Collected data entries
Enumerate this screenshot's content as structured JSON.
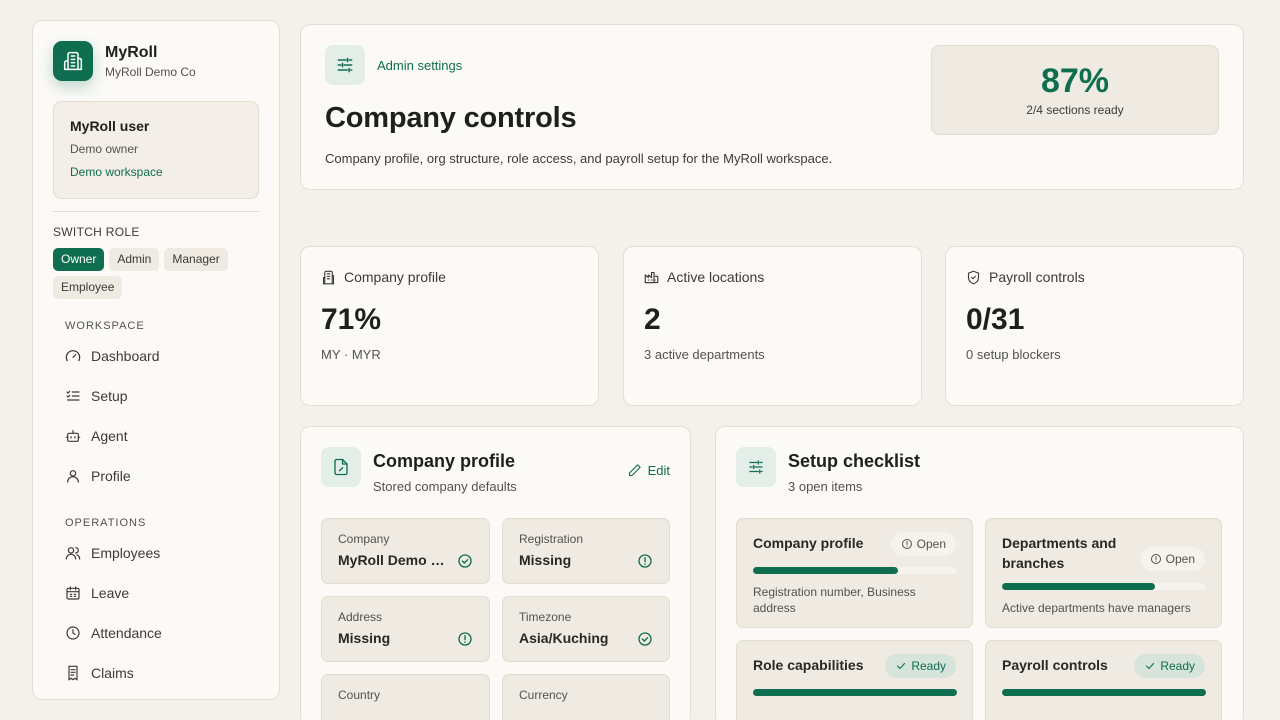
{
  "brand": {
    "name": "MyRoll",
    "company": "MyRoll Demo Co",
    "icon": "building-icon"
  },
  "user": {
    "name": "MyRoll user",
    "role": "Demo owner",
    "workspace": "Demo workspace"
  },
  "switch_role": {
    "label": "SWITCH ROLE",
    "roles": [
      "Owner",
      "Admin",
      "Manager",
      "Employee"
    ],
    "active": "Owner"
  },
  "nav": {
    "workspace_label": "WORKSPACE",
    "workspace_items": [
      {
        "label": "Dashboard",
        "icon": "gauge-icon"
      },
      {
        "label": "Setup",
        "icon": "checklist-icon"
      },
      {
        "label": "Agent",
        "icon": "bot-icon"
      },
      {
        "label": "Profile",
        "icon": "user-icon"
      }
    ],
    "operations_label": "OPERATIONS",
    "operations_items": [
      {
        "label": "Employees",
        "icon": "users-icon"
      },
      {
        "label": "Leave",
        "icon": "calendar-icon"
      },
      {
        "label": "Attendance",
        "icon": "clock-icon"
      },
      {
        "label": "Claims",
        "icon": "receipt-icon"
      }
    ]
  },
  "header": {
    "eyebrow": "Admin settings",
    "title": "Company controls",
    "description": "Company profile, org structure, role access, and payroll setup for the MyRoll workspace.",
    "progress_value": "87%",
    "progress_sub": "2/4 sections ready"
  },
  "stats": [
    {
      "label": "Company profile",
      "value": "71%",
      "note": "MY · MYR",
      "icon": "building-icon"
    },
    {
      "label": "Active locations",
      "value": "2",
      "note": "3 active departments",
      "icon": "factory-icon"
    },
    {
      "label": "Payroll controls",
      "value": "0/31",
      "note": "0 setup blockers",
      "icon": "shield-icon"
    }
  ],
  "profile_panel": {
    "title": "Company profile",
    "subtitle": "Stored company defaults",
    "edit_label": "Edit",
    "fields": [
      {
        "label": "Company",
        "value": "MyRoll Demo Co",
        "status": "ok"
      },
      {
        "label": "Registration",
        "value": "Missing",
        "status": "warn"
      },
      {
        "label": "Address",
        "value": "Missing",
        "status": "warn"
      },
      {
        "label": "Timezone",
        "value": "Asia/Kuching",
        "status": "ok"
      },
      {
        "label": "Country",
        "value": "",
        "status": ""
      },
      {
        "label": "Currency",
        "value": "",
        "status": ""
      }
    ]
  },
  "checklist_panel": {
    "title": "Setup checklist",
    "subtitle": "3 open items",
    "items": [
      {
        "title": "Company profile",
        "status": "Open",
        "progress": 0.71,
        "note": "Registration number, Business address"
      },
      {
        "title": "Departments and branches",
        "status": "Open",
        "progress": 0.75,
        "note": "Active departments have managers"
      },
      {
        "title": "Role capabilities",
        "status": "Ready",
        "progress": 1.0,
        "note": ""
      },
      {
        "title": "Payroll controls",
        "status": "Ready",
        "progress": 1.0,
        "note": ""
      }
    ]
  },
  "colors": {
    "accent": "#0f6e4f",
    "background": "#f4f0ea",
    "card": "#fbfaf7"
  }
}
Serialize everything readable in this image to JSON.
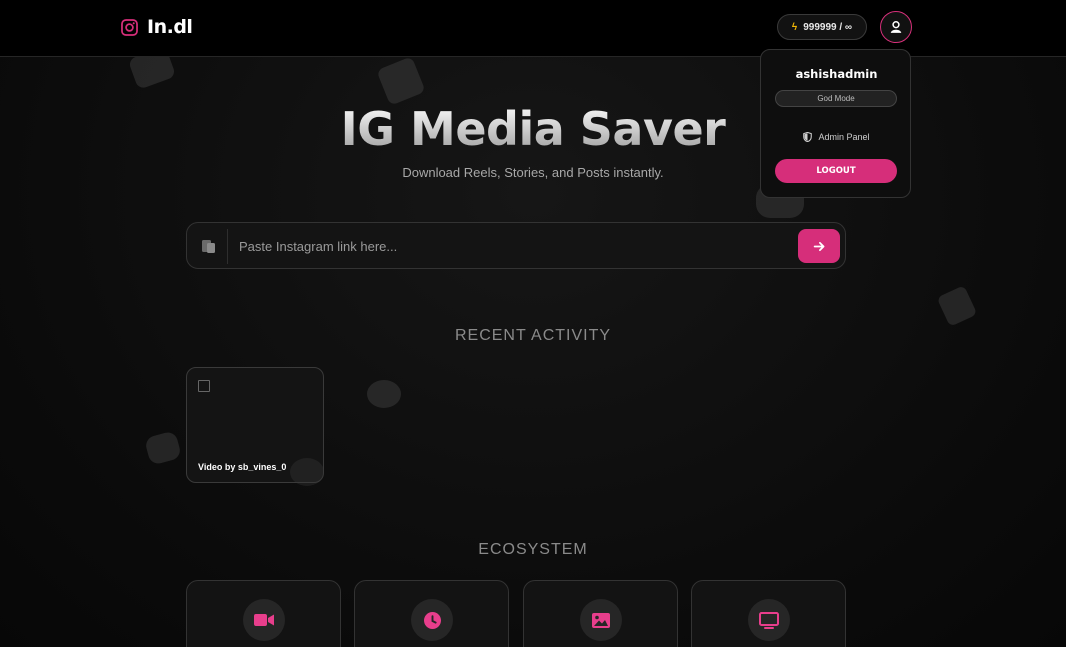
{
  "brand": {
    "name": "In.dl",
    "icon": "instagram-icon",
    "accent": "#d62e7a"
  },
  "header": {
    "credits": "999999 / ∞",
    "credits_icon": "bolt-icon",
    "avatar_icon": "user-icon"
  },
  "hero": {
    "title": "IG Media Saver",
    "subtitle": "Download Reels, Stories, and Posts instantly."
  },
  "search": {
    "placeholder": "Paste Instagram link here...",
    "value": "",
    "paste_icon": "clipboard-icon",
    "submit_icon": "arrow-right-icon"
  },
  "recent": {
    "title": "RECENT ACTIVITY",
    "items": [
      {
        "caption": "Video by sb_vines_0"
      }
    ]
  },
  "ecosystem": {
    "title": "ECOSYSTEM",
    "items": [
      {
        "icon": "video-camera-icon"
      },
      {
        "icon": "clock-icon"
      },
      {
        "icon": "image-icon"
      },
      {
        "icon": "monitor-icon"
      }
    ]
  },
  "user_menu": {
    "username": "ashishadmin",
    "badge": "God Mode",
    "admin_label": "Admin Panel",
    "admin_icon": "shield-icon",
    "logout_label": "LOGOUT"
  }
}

▶ **EXERCISE BRIEF**: Show every line where the string "building" appears.

▶ **FINISHED ANSWER**:
    "icon": "building-icon"
      "icon": "building-icon"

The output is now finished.